REQUIREMENTS: Pull every line holding the string "Áreas" from the records below.

INPUT DATA:
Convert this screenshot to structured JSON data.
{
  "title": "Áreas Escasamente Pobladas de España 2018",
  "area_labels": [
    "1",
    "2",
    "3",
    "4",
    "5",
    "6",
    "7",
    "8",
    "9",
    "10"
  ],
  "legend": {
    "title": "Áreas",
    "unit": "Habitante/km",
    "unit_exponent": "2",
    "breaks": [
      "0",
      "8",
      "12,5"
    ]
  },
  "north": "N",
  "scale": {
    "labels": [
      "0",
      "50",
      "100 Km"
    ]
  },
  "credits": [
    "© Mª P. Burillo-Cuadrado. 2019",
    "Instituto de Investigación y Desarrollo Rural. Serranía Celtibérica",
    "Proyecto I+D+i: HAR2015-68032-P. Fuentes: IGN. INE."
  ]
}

---

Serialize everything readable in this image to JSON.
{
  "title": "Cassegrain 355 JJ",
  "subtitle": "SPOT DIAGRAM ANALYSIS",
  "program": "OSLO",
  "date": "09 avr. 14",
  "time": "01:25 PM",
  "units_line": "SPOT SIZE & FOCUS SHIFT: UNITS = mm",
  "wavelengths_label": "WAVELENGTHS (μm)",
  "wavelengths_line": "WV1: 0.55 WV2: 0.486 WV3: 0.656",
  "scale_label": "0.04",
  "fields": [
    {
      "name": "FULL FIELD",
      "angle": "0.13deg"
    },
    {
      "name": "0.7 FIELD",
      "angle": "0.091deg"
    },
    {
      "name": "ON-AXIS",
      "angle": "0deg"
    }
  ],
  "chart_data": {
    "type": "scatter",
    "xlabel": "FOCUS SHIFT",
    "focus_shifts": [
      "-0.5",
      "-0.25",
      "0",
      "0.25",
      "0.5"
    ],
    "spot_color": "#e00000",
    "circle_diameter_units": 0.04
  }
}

PROBLEM SOLUTION:
  "title": "Áreas Escasamente Pobladas de España 2018",
    "title": "Áreas",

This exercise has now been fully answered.